━━━ Data entries ━━━

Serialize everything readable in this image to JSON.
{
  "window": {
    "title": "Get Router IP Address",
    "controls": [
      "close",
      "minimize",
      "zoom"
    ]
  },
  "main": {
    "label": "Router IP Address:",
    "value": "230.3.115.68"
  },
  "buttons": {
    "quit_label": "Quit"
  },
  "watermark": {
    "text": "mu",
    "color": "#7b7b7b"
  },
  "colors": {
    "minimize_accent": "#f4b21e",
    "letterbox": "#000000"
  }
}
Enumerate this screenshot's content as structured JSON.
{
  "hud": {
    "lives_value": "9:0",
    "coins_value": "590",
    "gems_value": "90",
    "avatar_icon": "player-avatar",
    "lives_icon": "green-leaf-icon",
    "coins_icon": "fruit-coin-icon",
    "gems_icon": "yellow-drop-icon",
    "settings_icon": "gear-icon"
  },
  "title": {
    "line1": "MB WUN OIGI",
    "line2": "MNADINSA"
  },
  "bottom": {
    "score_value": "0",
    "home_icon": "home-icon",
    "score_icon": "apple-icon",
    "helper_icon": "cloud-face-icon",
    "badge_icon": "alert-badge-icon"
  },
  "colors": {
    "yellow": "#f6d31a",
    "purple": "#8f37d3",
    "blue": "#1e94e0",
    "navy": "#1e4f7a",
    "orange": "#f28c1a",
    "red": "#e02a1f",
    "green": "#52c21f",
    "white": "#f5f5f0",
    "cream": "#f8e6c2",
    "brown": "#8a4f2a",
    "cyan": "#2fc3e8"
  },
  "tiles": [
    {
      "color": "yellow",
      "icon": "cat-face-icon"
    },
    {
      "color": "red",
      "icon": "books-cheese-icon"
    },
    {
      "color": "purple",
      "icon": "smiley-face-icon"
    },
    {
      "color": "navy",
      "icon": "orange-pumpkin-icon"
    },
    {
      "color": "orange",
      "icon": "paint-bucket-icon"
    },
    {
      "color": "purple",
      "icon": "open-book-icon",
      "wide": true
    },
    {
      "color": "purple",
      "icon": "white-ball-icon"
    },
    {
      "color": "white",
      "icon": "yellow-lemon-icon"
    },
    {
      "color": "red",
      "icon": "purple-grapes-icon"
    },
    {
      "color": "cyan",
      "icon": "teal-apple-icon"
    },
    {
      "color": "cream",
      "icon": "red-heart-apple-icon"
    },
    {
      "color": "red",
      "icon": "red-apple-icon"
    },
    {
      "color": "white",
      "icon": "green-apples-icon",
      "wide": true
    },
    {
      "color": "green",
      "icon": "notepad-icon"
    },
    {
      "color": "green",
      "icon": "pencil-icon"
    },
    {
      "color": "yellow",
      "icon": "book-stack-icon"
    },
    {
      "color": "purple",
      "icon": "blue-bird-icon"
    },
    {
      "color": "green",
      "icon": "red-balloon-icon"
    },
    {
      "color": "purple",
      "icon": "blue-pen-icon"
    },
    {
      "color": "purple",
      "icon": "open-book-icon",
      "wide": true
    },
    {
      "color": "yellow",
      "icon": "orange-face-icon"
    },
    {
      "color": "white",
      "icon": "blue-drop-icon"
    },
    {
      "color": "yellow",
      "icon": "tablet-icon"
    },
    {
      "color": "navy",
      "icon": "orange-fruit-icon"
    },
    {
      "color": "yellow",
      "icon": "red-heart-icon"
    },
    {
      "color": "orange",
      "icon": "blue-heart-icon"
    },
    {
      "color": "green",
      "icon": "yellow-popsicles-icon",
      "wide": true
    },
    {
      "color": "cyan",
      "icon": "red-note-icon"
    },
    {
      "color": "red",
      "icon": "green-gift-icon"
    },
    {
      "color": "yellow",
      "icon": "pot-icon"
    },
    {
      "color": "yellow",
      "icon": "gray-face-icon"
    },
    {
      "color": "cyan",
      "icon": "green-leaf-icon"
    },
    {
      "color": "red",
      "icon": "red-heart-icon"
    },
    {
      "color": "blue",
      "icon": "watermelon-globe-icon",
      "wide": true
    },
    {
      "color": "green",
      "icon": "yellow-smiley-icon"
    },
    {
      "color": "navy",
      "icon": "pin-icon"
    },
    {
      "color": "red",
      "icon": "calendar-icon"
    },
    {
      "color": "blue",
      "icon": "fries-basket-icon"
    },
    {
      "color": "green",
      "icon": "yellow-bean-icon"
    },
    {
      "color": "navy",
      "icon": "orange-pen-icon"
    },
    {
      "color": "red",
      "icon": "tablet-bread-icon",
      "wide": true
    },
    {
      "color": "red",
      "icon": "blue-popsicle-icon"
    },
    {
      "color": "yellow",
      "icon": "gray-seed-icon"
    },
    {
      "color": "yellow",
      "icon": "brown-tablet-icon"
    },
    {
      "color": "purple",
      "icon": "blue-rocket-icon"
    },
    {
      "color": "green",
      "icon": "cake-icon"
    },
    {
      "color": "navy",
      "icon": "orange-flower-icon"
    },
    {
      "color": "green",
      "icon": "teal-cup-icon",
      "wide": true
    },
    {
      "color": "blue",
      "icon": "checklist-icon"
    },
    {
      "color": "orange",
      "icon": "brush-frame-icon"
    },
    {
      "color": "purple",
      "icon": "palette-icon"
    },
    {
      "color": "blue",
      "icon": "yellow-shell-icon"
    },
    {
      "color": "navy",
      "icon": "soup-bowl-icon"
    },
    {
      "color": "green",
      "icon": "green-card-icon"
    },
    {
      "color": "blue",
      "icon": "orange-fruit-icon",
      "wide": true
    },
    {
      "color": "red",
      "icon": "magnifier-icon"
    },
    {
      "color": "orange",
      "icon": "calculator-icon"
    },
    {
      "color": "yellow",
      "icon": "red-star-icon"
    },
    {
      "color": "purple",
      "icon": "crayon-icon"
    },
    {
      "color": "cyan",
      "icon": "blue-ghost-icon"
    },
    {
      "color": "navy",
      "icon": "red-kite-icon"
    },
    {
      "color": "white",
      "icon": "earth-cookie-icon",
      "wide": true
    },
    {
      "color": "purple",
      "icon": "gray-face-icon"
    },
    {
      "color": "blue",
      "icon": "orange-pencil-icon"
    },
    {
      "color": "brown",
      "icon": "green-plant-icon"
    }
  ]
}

━━━

§ **Short exercise**
Using the entries above, tally how many lines have the word "Router" in them; write the number and nothing more.

§ **Expected answer**
2